(What is being asked) Go through the listing below and list every line with "pháp".

■ ■ ■ ■

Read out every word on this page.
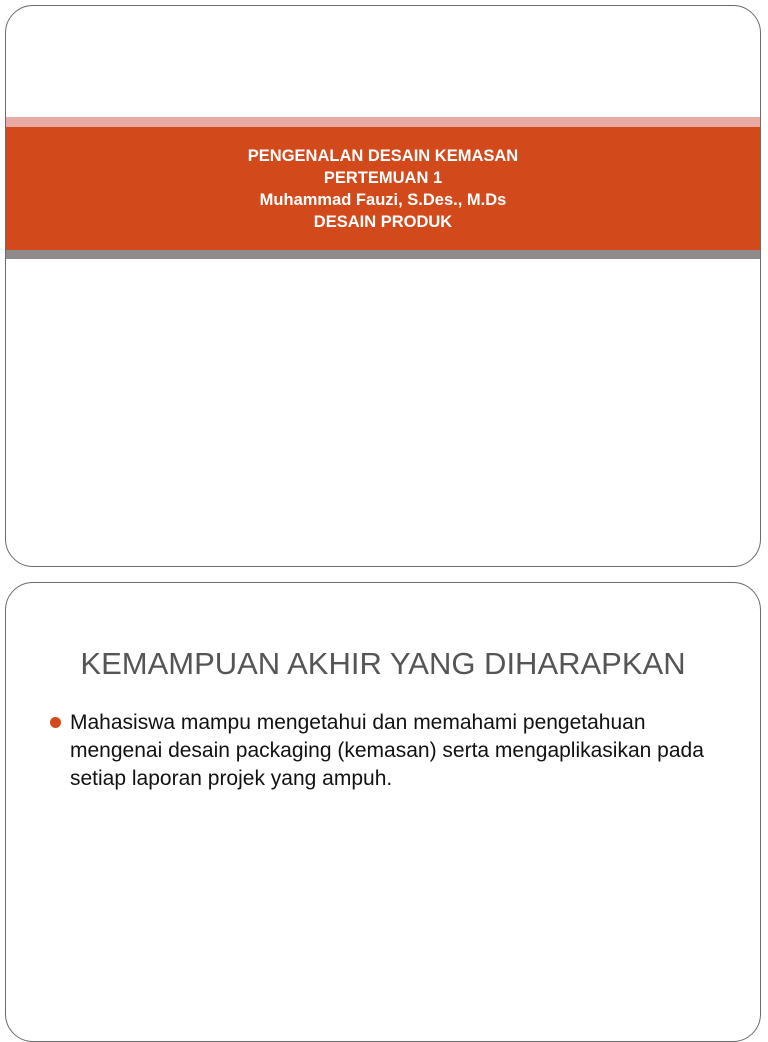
PENGENALAN DESAIN KEMASAN
PERTEMUAN 1
Muhammad Fauzi, S.Des., M.Ds
DESAIN PRODUK
KEMAMPUAN AKHIR YANG DIHARAPKAN
Mahasiswa mampu mengetahui dan memahami pengetahuan mengenai desain packaging (kemasan) serta mengaplikasikan pada setiap laporan projek yang ampuh.
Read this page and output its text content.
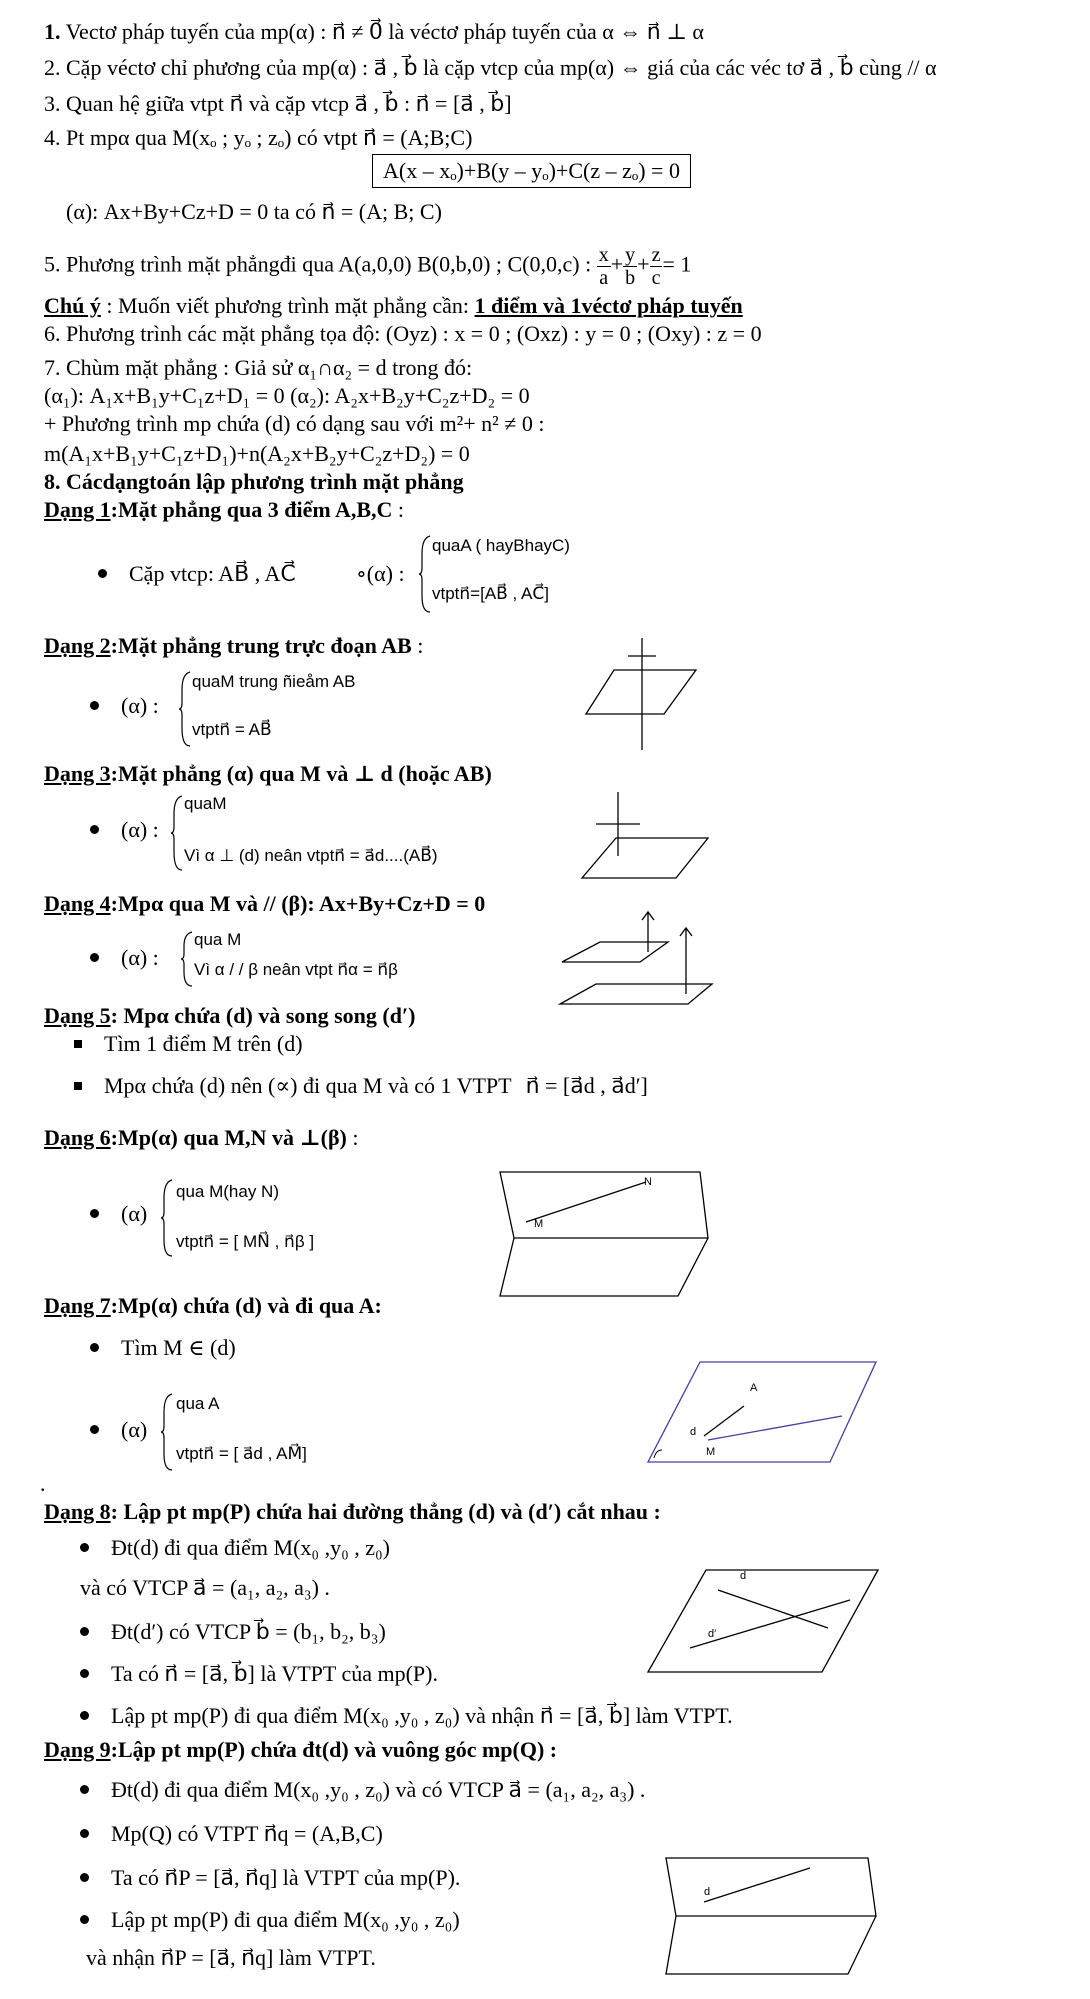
1. Vectơ pháp tuyến của mp(α) : n⃗ ≠ 0⃗ là véctơ pháp tuyến của α ⇔ n⃗ ⊥ α
2. Cặp véctơ chỉ phương của mp(α) : a⃗ , b⃗ là cặp vtcp của mp(α) ⇔ giá của các véc tơ a⃗ , b⃗ cùng // α
3. Quan hệ giữa vtpt n⃗ và cặp vtcp a⃗ , b⃗ : n⃗ = [a⃗ , b⃗]
4. Pt mpα qua M(xₒ ; yₒ ; zₒ) có vtpt n⃗ = (A;B;C)
A(x – xₒ)+B(y – yₒ)+C(z – zₒ) = 0
(α): Ax+By+Cz+D = 0 ta có n⃗ = (A; B; C)
5. Phương trình mặt phẳngđi qua A(a,0,0) B(0,b,0) ; C(0,0,c) : $\frac{x}{a} + \frac{y}{b} + \frac{z}{c} = 1$
Chú ý : Muốn viết phương trình mặt phẳng cần: 1 điểm và 1véctơ pháp tuyến
6. Phương trình các mặt phẳng tọa độ: (Oyz) : x = 0 ; (Oxz) : y = 0 ; (Oxy) : z = 0
7. Chùm mặt phẳng : Giả sử α₁∩α₂ = d trong đó:
(α₁): A₁x+B₁y+C₁z+D₁ = 0 (α₂): A₂x+B₂y+C₂z+D₂ = 0
+ Phương trình mp chứa (d) có dạng sau với m²+ n² ≠ 0 :
m(A₁x+B₁y+C₁z+D₁)+n(A₂x+B₂y+C₂z+D₂) = 0
8. Cácdạngtoán lập phương trình mặt phẳng
Dạng 1:Mặt phẳng qua 3 điểm A,B,C :
Cặp vtcp: AB⃗ , AC⃗	∘(α) :
quaA ( hayBhayC)
vtptn⃗=[AB⃗ , AC⃗]
Dạng 2:Mặt phẳng trung trực đoạn AB :
(α) :
quaM trung ñieåm AB
vtptn⃗ = AB⃗
Dạng 3:Mặt phẳng (α) qua M và ⊥ d (hoặc AB)
(α) :
quaM
Vì α ⊥ (d) neân vtptn⃗ = a⃗d....(AB⃗)
Dạng 4:Mpα qua M và // (β): Ax+By+Cz+D = 0
(α) :
qua M
Vì α / / β neân vtpt n⃗α = n⃗β
Dạng 5: Mpα chứa (d) và song song (d′)
Tìm 1 điểm M trên (d)
Mpα chứa (d) nên (∝) đi qua M và có 1 VTPT n⃗ = [a⃗d , a⃗d′]
Dạng 6:Mp(α) qua M,N và ⊥(β) :
(α)
qua M(hay N)
vtptn⃗ = [ MN⃗ , n⃗β ]
N
M
Dạng 7:Mp(α) chứa (d) và đi qua A:
Tìm M ∈ (d)
(α)
qua A
vtptn⃗ = [ a⃗d , AM⃗]
A
d
M
.
Dạng 8: Lập pt mp(P) chứa hai đường thẳng (d) và (d′) cắt nhau :
Đt(d) đi qua điểm M(x₀ ,y₀ , z₀)
và có VTCP a⃗ = (a₁, a₂, a₃) .
Đt(d′) có VTCP b⃗ = (b₁, b₂, b₃)
Ta có n⃗ = [a⃗, b⃗] là VTPT của mp(P).
Lập pt mp(P) đi qua điểm M(x₀ ,y₀ , z₀) và nhận n⃗ = [a⃗, b⃗] làm VTPT.
d
d′
Dạng 9:Lập pt mp(P) chứa đt(d) và vuông góc mp(Q) :
Đt(d) đi qua điểm M(x₀ ,y₀ , z₀) và có VTCP a⃗ = (a₁, a₂, a₃) .
Mp(Q) có VTPT n⃗q = (A,B,C)
Ta có n⃗P = [a⃗, n⃗q] là VTPT của mp(P).
Lập pt mp(P) đi qua điểm M(x₀ ,y₀ , z₀)
và nhận n⃗P = [a⃗, n⃗q] làm VTPT.
d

■ ■ ■ ■

(Output for this task)
1. Vectơ pháp tuyến của mp(α) : n⃗ ≠ 0⃗ là véctơ pháp tuyến của α ⇔ n⃗ ⊥ α
Chú ý : Muốn viết phương trình mặt phẳng cần: 1 điểm và 1véctơ pháp tuyến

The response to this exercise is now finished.